[Begin Document segment]

Majora’s Mask Dungeons: Mini-Dungeons

Well, you’ve probably noticed that there’s been a delay in me writing this. It’s been four weeks since I reviewed Stone Tower Temple, and to be honest I wasn’t sure I was going to review Majora’s Mask’s mini-dungeons. Like I alluded to in my similar review for Ocarina of Time, some people consider certain areas in the Zelda games to be dungeons that I do not. For an area to really be a dungeon in a Zelda game, I believe it has to follow the core rules of a dungeon as set by that game and actually be acknowledged as such; the main dungeons carry a recurring formula of maps, compasses, hint statues, big keys, dungeon items, etc., but are also referred to as a dungeon in those items’ descriptions, and have a unique dungeon map screen that replaces the overworld map.

In Majora’s Mask, the only dungeons that do this are the four main temples. That said, there are enough of their traits intact in the other supposed “dungeons”, and enough people who consider them as such, that I can at least address them in a final review. So let’s get started.

First up is the Pirate’s Fortress. You visit this area as part of the pre-dungeon quest of the Great Bay region, needing to recover the stolen Zora Eggs that the Gerudos are keeping. An additional thing gotten here that, while not 100% necessary, is extremely useful, is a photo of a Gerudo, so you can trade it to the Fisherman for the Seahorse. His purposes for the photo are… unclear.

This area is overall a refinement of the Gerudo Valley portion of Ocarina of Time, generally better than that area but occasionally a little more annoying. The layout is far less confusing, leaving the player just the slightest bit clearer on where to go; there was really no need for a stealth portion like this to have been mazelike in the way that it was in Ocarina of Time, and the Pirate’s Fortress fixed that. The early parts of the fortress are contained primarily within the waterways beneath the fortress and function the most like a traditional dungeon. After completing this area, you move into the inner fortress where the familiar stealth section takes place. It’s nice that if you get spotted here, you return to the beginning of this portion and not the beginning of the entire area; it’s a refreshing and much-needed checkpoint that makes this part of the game appropriately forgiving, if not necessarily realistic (why did they only throw you out past their inner wall, and not out of the fortress entirely?)

Sneaking through this area armed with only your wits and the Bow is possible, but very challenging. It can be quite a test of your ability, but fun just the same. Bringing the Stone Mask can make it extremely easy, if you don’t care for the challenge. Sadly, collecting the eggs can be very irritating because you never seem to have enough bottles to carry all the eggs at once, forcing you to return once or twice. It’s a minor enough problem, though. Its music, if not as memorable as that of Gerudo Fortress, is dramatic enough to give you a sense of danger and make the portions of sneaking more nerve-wracking than they would have been without it. It’s a great complement to the area and its gameplay. Fighting Gerudo Warriors recycled from Ocarina of Time for its mini-bosses isn’t impressive, but it’s unoffensive.

Visually, the dungeon is distinct, but not breathtaking. It’s a unique area with metal walkways and buildings, skull symbols, and visible machinery. They put a lot of work into making it, including each of its individual rooms, fresh and unique. It accomplishes its intended setting very well.

[End Document segment]
[Begin Recorded data]

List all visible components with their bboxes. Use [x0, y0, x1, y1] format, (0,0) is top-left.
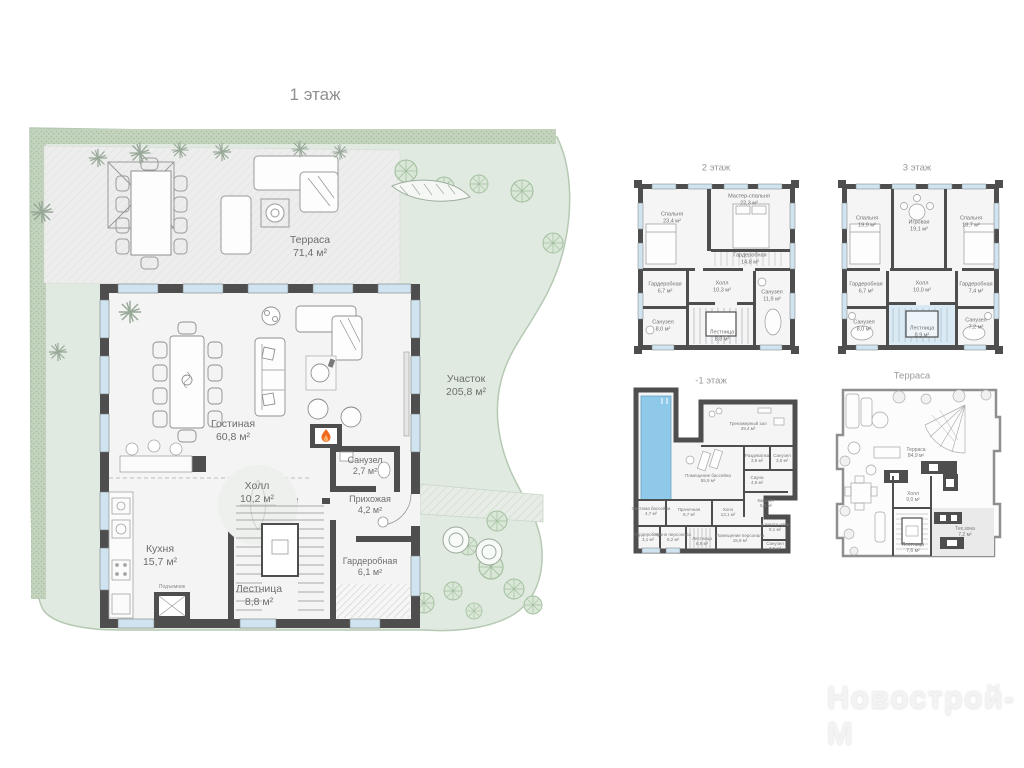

[End Recorded data]

**Task 1:** Condense the paragraph of the Majora's Mask mini-dungeons review that begins "Sneaking through this area" into a short bulleted list that keeps its main points.
**Task 2:** In the Majora's Mask mini-dungeons review, reproduce everything from "Majora’s Mask Dungeons: Mini-Dungeons" down to "the overworld map.", swapping "Zelda" for "Legend of Zelda".

**Response 1:**
- Sneaking through with only your wits and the Bow is possible but very challenging, though still fun.
- The Stone Mask makes it extremely easy for those who don't want the challenge.
- Collecting the eggs is irritating because you never have enough bottles, so you must return once or twice. This is a minor problem.
- The music is less memorable than Gerudo Fortress's, but it is dramatic enough to make sneaking more nerve-wracking and complements the area well.
- The mini-bosses are Gerudo Warriors recycled from Ocarina of Time, which is unimpressive but unoffensive.

**Response 2:**
Majora’s Mask Dungeons: Mini-Dungeons

Well, you’ve probably noticed that there’s been a delay in me writing this. It’s been four weeks since I reviewed Stone Tower Temple, and to be honest I wasn’t sure I was going to review Majora’s Mask’s mini-dungeons. Like I alluded to in my similar review for Ocarina of Time, some people consider certain areas in the Legend of Zelda games to be dungeons that I do not. For an area to really be a dungeon in a Legend of Zelda game, I believe it has to follow the core rules of a dungeon as set by that game and actually be acknowledged as such; the main dungeons carry a recurring formula of maps, compasses, hint statues, big keys, dungeon items, etc., but are also referred to as a dungeon in those items’ descriptions, and have a unique dungeon map screen that replaces the overworld map.